### Set problem
Answer these questions about the sum-rate maximization text:
1. Which two algorithmic frameworks does the section develop?
2. What weight setting turns the weighted problem into the unweighted sum-rate problem?
3. Which weight choice approximates proportional fairness?

### Source
· · ·

Ferkans — Interactive Telecom Tutor

The Hardest Fairness Criterion

Sum-rate maximization — choosing powers to maximize $\sum_k R_k$ — is the most natural objective from a throughput perspective but also the most challenging to optimize. Unlike max-min fairness (quasi-concave) and proportional fairness (GP-amenable), the sum-rate objective is non-concave in the power vector due to the interference coupling. This section develops two powerful algorithmic frameworks: successive convex approximation (SCA) and the weighted minimum mean-square error (WMMSE) algorithm.

Definition:
Weighted Sum-Rate Maximization

The weighted sum-rate maximization (WSRMax) problem is

$\max_{\mathbf{p} \geq \mathbf{0}} \; \sum_{k=1}^{K} w_k \log_2\!\left(1 + \text{SINR}_k(\mathbf{p})\right) \quad \text{s.t.} \quad \sum_{k=1}^{K} p_k \leq P_t$

where $w_k > 0$ are user-specific weights. When $w_k = 1$ for all $k$ , this is the unweighted sum-rate problem. By varying the weights, one can trace the boundary of the achievable rate region.

The weights $w_k$ can encode priority (premium users get higher weight), queue state (users with more buffered data get higher weight), or fairness constraints (setting $w_k \propto 1/\bar{R}_k$ approximates proportional fairness).

· · ·

### Given information
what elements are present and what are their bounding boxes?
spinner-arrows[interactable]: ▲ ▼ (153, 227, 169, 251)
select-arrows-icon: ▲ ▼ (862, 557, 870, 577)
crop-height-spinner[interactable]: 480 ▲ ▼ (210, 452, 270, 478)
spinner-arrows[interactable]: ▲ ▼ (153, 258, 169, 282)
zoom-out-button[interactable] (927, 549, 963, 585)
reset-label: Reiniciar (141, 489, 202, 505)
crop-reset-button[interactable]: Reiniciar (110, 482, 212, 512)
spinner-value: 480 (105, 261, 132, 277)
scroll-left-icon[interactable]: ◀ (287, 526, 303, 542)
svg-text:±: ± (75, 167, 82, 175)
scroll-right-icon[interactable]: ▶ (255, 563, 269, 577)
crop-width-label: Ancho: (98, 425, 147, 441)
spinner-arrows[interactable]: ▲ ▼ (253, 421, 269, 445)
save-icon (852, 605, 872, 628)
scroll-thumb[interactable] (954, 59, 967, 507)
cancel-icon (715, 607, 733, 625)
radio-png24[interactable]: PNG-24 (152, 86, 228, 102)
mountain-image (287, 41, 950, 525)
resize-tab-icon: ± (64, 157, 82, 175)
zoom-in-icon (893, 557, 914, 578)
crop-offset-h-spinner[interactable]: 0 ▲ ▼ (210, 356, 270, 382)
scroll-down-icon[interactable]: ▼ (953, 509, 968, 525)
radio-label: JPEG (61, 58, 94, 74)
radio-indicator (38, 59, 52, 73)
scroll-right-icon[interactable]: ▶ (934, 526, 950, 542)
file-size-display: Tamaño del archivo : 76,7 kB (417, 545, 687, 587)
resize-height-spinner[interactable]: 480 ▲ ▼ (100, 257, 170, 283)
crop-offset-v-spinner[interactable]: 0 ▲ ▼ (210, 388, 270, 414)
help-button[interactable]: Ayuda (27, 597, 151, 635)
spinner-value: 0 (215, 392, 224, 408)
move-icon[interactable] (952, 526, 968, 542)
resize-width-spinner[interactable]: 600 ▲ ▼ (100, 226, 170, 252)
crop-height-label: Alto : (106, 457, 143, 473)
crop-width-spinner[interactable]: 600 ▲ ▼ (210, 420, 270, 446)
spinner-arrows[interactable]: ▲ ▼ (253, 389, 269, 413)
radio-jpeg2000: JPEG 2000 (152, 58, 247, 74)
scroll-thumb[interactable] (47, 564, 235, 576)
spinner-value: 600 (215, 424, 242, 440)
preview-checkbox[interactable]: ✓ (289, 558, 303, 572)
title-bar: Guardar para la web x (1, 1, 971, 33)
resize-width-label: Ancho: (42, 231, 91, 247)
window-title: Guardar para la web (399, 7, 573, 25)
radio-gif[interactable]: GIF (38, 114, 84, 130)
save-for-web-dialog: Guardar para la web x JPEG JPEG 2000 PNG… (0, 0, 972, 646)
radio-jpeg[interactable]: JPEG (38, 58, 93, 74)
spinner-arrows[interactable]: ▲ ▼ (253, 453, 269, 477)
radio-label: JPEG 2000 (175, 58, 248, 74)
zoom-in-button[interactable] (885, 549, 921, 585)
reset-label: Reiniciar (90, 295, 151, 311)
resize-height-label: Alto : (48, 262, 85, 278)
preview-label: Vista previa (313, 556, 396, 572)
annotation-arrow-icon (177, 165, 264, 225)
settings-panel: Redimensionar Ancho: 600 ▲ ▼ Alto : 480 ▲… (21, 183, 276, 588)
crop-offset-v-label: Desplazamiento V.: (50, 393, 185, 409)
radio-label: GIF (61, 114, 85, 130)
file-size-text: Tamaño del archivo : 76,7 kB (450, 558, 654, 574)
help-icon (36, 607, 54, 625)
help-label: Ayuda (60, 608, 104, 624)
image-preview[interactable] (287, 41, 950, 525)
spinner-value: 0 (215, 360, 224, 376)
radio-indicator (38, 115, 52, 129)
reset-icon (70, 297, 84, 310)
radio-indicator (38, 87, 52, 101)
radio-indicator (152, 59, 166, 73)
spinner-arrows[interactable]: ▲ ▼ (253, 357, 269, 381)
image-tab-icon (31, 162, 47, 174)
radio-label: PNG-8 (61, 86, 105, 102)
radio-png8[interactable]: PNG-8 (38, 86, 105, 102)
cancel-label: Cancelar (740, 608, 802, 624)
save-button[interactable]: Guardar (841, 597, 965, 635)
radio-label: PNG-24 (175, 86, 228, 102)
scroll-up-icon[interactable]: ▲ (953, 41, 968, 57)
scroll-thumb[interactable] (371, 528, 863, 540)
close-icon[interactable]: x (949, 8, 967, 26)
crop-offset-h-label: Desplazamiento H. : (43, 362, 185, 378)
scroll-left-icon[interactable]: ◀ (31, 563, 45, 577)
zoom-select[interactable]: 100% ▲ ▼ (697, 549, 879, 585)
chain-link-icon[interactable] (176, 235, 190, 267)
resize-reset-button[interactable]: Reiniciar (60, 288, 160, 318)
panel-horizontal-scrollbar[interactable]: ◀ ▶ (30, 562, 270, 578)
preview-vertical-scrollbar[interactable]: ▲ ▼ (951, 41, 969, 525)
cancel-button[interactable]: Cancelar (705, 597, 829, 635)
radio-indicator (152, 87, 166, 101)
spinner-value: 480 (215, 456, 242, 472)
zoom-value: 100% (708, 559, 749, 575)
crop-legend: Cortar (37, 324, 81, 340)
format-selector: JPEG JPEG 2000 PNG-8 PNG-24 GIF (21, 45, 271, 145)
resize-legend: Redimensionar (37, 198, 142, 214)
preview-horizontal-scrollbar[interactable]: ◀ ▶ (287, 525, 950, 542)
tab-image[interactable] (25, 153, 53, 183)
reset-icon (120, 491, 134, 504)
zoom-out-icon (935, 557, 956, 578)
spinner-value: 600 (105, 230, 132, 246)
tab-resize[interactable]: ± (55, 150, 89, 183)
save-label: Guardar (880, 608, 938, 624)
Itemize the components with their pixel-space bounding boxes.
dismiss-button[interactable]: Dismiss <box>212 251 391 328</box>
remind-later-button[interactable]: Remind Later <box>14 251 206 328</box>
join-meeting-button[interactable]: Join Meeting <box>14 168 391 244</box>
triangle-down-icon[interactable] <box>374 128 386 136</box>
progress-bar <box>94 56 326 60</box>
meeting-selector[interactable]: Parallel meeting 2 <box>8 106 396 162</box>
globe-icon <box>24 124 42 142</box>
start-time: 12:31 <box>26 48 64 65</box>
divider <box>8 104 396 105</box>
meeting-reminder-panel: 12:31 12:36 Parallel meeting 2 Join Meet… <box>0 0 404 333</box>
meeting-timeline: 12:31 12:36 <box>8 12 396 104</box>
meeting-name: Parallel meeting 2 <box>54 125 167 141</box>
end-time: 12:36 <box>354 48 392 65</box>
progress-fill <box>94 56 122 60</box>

· · ·

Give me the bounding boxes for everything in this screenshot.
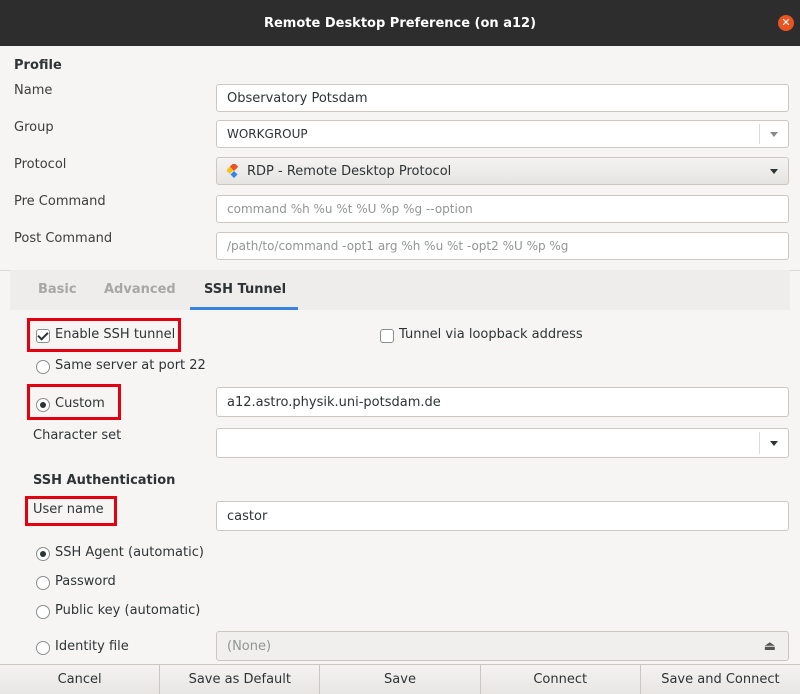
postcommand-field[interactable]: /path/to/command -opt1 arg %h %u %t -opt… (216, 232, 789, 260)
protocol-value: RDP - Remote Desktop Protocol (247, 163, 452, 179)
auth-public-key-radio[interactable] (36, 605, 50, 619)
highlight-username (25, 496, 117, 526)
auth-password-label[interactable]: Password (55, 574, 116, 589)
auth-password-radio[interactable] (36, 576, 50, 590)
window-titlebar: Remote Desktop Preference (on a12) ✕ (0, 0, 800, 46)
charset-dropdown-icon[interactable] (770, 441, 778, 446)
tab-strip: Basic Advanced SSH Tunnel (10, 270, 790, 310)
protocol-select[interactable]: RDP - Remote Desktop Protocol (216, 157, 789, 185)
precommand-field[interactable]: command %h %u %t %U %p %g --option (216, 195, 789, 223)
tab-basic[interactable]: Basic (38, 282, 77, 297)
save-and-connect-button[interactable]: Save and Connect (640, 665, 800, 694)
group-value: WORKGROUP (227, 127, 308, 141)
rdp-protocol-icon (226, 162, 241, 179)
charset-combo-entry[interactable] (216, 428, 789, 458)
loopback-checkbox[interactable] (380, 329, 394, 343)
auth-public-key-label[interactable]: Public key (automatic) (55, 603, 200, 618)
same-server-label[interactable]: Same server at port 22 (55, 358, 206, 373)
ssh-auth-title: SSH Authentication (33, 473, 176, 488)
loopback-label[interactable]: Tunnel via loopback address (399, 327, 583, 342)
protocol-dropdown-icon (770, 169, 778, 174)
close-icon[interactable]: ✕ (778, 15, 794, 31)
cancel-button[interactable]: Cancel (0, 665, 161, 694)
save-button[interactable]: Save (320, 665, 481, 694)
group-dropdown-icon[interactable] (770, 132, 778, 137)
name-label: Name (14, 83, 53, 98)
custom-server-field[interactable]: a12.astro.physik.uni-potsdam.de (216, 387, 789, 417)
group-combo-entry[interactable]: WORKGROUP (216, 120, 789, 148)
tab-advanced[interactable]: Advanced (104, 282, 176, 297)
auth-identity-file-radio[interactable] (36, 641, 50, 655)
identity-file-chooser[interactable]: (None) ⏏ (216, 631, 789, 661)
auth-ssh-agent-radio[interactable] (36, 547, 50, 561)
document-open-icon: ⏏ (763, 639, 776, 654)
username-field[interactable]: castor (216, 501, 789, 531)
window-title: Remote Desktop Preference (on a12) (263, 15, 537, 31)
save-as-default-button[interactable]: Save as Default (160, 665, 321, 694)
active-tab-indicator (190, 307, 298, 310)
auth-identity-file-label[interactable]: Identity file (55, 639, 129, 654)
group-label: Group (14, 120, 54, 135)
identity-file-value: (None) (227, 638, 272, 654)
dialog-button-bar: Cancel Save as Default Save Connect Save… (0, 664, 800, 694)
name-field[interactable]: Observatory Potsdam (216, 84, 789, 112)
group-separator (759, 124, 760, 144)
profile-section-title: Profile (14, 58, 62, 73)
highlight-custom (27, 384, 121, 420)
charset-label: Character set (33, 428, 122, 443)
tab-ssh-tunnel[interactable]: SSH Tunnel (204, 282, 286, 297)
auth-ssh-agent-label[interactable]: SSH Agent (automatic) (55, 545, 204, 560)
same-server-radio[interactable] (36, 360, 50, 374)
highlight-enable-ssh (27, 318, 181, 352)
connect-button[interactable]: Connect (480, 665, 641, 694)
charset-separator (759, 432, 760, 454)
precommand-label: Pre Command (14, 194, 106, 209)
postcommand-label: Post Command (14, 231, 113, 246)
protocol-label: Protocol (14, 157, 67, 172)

· · ·

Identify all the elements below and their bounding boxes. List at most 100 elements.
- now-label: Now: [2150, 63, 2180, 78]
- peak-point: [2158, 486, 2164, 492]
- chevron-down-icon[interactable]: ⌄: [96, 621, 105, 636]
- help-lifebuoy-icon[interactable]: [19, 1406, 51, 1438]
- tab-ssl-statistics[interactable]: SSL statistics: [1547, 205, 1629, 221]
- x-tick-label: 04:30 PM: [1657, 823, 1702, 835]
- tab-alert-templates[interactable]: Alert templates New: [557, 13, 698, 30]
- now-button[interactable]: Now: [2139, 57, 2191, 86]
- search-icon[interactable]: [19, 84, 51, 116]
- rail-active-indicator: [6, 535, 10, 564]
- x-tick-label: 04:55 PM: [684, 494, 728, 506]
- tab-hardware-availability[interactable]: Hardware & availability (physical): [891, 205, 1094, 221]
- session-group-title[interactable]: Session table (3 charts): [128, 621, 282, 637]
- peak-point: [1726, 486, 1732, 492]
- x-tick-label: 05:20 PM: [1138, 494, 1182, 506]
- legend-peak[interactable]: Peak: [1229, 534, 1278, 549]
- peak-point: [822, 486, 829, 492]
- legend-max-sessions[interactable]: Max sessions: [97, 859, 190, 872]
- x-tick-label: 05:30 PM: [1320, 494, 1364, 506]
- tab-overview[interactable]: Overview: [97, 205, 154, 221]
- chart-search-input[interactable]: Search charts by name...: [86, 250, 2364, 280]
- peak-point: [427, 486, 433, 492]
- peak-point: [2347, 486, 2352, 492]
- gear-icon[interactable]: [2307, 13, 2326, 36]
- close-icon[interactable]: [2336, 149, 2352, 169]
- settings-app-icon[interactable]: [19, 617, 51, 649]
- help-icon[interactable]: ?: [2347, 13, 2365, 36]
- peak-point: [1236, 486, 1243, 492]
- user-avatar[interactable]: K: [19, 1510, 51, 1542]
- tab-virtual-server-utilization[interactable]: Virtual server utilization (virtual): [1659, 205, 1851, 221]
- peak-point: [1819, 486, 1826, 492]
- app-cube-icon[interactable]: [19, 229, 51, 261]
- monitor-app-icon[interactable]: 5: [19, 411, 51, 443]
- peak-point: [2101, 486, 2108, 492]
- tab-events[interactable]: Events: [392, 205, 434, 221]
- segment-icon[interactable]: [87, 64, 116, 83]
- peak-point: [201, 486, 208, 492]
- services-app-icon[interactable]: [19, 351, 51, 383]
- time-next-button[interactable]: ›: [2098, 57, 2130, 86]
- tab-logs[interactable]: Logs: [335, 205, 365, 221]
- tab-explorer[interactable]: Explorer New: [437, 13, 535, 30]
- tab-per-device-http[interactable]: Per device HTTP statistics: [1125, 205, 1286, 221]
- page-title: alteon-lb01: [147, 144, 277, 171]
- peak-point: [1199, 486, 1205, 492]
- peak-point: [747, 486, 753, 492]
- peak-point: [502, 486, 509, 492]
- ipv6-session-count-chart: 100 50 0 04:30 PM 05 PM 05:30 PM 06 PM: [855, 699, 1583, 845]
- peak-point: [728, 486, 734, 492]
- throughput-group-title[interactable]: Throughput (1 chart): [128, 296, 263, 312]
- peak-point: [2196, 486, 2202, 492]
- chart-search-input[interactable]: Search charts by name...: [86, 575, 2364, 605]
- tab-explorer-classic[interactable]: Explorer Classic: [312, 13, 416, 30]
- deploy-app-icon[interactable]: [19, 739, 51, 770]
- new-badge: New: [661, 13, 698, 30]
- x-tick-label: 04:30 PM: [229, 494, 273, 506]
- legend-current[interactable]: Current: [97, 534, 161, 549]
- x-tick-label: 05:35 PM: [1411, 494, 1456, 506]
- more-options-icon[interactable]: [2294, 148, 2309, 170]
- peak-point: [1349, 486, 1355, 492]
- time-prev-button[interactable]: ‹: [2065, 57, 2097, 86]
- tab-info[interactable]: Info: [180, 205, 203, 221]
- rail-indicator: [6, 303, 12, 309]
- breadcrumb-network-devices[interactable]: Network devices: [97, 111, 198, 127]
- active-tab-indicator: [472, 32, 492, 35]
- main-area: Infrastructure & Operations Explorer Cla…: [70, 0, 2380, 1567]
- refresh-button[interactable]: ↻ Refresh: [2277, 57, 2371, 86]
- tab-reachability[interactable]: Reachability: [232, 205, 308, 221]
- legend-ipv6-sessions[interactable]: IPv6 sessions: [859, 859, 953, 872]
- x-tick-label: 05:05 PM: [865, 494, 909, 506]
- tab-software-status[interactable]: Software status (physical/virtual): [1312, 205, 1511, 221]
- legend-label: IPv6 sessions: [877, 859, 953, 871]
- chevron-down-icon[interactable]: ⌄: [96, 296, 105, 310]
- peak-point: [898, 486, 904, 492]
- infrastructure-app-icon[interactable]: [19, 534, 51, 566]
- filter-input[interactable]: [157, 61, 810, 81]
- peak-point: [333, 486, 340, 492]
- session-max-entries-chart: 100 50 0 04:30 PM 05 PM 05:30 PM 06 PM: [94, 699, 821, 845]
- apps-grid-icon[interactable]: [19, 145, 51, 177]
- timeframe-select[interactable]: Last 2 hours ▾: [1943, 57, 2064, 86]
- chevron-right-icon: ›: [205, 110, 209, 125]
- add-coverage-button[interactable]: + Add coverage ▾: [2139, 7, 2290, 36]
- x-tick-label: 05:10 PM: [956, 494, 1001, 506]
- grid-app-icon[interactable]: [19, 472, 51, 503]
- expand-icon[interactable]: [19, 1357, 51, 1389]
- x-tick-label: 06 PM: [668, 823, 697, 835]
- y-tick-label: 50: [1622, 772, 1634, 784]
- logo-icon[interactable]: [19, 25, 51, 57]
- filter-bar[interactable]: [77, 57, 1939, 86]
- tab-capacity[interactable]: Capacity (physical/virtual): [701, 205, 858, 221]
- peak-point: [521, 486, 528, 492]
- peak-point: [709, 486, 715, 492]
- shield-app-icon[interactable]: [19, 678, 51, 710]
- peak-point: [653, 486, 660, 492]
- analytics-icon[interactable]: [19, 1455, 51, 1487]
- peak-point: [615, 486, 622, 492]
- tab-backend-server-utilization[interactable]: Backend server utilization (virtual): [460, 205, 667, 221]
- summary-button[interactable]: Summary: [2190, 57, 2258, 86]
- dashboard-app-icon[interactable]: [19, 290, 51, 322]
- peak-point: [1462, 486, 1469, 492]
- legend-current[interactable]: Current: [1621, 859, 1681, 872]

· · ·

### Response
1. Successive convex approximation (SCA) and the weighted minimum mean-square error (WMMSE) algorithm.
2. Setting w_k = 1 for all k.
3. Setting w_k proportional to 1/R̄_k.